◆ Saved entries
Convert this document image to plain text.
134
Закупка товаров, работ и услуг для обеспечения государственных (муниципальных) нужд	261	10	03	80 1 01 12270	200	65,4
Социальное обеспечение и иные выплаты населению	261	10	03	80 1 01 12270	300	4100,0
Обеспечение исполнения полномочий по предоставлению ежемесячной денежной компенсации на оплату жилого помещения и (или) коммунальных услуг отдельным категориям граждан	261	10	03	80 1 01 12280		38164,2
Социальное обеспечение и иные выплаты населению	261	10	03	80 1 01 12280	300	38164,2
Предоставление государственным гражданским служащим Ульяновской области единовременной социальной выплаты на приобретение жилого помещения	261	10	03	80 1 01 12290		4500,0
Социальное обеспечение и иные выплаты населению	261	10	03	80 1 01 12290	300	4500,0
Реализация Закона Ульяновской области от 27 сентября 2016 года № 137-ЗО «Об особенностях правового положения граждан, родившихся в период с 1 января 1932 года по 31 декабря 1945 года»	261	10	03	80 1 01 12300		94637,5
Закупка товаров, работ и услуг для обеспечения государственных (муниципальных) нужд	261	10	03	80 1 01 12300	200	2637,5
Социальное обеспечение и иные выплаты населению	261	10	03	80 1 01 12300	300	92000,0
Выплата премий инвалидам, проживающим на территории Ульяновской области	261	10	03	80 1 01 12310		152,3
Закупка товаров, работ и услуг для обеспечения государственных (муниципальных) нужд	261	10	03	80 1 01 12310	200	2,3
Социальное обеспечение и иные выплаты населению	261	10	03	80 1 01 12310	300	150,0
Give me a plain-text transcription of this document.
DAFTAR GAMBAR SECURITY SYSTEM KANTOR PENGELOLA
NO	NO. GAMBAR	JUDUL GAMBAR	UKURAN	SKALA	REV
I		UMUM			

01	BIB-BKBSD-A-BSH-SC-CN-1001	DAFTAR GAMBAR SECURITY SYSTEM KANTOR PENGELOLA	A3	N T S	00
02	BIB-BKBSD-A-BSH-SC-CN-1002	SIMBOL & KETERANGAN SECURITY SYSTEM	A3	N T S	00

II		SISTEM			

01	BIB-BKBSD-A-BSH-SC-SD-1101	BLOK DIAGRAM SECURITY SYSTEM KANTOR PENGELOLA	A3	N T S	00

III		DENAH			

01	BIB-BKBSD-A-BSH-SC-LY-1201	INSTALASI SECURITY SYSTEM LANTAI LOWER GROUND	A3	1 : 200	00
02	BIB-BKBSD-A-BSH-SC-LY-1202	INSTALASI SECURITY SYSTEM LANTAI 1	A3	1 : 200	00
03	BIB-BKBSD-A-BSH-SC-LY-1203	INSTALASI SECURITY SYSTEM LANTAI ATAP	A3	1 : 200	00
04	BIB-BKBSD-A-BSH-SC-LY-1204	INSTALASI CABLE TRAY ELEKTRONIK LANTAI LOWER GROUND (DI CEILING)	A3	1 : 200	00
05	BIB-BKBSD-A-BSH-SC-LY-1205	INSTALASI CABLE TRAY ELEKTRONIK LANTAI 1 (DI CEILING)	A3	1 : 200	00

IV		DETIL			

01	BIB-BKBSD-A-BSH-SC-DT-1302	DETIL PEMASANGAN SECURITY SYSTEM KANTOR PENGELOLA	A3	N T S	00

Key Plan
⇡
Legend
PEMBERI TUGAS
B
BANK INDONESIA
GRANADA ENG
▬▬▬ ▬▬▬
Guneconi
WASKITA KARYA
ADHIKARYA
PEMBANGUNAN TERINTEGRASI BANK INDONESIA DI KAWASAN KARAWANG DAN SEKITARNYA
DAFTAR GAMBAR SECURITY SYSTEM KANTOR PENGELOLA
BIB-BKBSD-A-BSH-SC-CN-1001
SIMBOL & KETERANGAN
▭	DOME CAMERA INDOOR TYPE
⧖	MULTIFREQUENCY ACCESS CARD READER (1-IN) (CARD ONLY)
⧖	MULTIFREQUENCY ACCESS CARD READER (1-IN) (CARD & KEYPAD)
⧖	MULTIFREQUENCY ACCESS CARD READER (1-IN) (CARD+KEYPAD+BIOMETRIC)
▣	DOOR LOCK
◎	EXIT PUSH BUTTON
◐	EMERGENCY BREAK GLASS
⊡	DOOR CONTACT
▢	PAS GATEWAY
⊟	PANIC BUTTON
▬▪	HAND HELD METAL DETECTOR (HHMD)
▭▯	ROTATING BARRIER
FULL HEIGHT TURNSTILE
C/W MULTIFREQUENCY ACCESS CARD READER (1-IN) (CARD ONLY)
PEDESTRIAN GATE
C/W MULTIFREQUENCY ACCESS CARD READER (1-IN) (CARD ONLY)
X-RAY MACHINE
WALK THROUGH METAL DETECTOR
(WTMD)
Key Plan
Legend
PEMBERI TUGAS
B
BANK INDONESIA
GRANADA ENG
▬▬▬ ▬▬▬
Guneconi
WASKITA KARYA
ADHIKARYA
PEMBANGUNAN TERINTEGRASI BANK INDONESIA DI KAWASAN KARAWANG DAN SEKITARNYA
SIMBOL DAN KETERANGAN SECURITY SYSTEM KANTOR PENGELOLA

◆ Problem
The entries above should be repeated exactly, every one of them.

◆ Exercise output
Convert this document image to plain text.
134
Закупка товаров, работ и услуг для обеспечения государственных (муниципальных) нужд	261	10	03	80 1 01 12270	200	65,4
Социальное обеспечение и иные выплаты населению	261	10	03	80 1 01 12270	300	4100,0
Обеспечение исполнения полномочий по предоставлению ежемесячной денежной компенсации на оплату жилого помещения и (или) коммунальных услуг отдельным категориям граждан	261	10	03	80 1 01 12280		38164,2
Социальное обеспечение и иные выплаты населению	261	10	03	80 1 01 12280	300	38164,2
Предоставление государственным гражданским служащим Ульяновской области единовременной социальной выплаты на приобретение жилого помещения	261	10	03	80 1 01 12290		4500,0
Социальное обеспечение и иные выплаты населению	261	10	03	80 1 01 12290	300	4500,0
Реализация Закона Ульяновской области от 27 сентября 2016 года № 137-ЗО «Об особенностях правового положения граждан, родившихся в период с 1 января 1932 года по 31 декабря 1945 года»	261	10	03	80 1 01 12300		94637,5
Закупка товаров, работ и услуг для обеспечения государственных (муниципальных) нужд	261	10	03	80 1 01 12300	200	2637,5
Социальное обеспечение и иные выплаты населению	261	10	03	80 1 01 12300	300	92000,0
Выплата премий инвалидам, проживающим на территории Ульяновской области	261	10	03	80 1 01 12310		152,3
Закупка товаров, работ и услуг для обеспечения государственных (муниципальных) нужд	261	10	03	80 1 01 12310	200	2,3
Социальное обеспечение и иные выплаты населению	261	10	03	80 1 01 12310	300	150,0
Give me a plain-text transcription of this document.
DAFTAR GAMBAR SECURITY SYSTEM KANTOR PENGELOLA
NO	NO. GAMBAR	JUDUL GAMBAR	UKURAN	SKALA	REV
I		UMUM			

01	BIB-BKBSD-A-BSH-SC-CN-1001	DAFTAR GAMBAR SECURITY SYSTEM KANTOR PENGELOLA	A3	N T S	00
02	BIB-BKBSD-A-BSH-SC-CN-1002	SIMBOL & KETERANGAN SECURITY SYSTEM	A3	N T S	00

II		SISTEM			

01	BIB-BKBSD-A-BSH-SC-SD-1101	BLOK DIAGRAM SECURITY SYSTEM KANTOR PENGELOLA	A3	N T S	00

III		DENAH			

01	BIB-BKBSD-A-BSH-SC-LY-1201	INSTALASI SECURITY SYSTEM LANTAI LOWER GROUND	A3	1 : 200	00
02	BIB-BKBSD-A-BSH-SC-LY-1202	INSTALASI SECURITY SYSTEM LANTAI 1	A3	1 : 200	00
03	BIB-BKBSD-A-BSH-SC-LY-1203	INSTALASI SECURITY SYSTEM LANTAI ATAP	A3	1 : 200	00
04	BIB-BKBSD-A-BSH-SC-LY-1204	INSTALASI CABLE TRAY ELEKTRONIK LANTAI LOWER GROUND (DI CEILING)	A3	1 : 200	00
05	BIB-BKBSD-A-BSH-SC-LY-1205	INSTALASI CABLE TRAY ELEKTRONIK LANTAI 1 (DI CEILING)	A3	1 : 200	00

IV		DETIL			

01	BIB-BKBSD-A-BSH-SC-DT-1302	DETIL PEMASANGAN SECURITY SYSTEM KANTOR PENGELOLA	A3	N T S	00

Key Plan
⇡
Legend
PEMBERI TUGAS
B
BANK INDONESIA
GRANADA ENG
▬▬▬ ▬▬▬
Guneconi
WASKITA KARYA
ADHIKARYA
PEMBANGUNAN TERINTEGRASI BANK INDONESIA DI KAWASAN KARAWANG DAN SEKITARNYA
DAFTAR GAMBAR SECURITY SYSTEM KANTOR PENGELOLA
BIB-BKBSD-A-BSH-SC-CN-1001
SIMBOL & KETERANGAN
▭	DOME CAMERA INDOOR TYPE
⧖	MULTIFREQUENCY ACCESS CARD READER (1-IN) (CARD ONLY)
⧖	MULTIFREQUENCY ACCESS CARD READER (1-IN) (CARD & KEYPAD)
⧖	MULTIFREQUENCY ACCESS CARD READER (1-IN) (CARD+KEYPAD+BIOMETRIC)
▣	DOOR LOCK
◎	EXIT PUSH BUTTON
◐	EMERGENCY BREAK GLASS
⊡	DOOR CONTACT
▢	PAS GATEWAY
⊟	PANIC BUTTON
▬▪	HAND HELD METAL DETECTOR (HHMD)
▭▯	ROTATING BARRIER
FULL HEIGHT TURNSTILE
C/W MULTIFREQUENCY ACCESS CARD READER (1-IN) (CARD ONLY)
PEDESTRIAN GATE
C/W MULTIFREQUENCY ACCESS CARD READER (1-IN) (CARD ONLY)
X-RAY MACHINE
WALK THROUGH METAL DETECTOR
(WTMD)
Key Plan
Legend
PEMBERI TUGAS
B
BANK INDONESIA
GRANADA ENG
▬▬▬ ▬▬▬
Guneconi
WASKITA KARYA
ADHIKARYA
PEMBANGUNAN TERINTEGRASI BANK INDONESIA DI KAWASAN KARAWANG DAN SEKITARNYA
SIMBOL DAN KETERANGAN SECURITY SYSTEM KANTOR PENGELOLA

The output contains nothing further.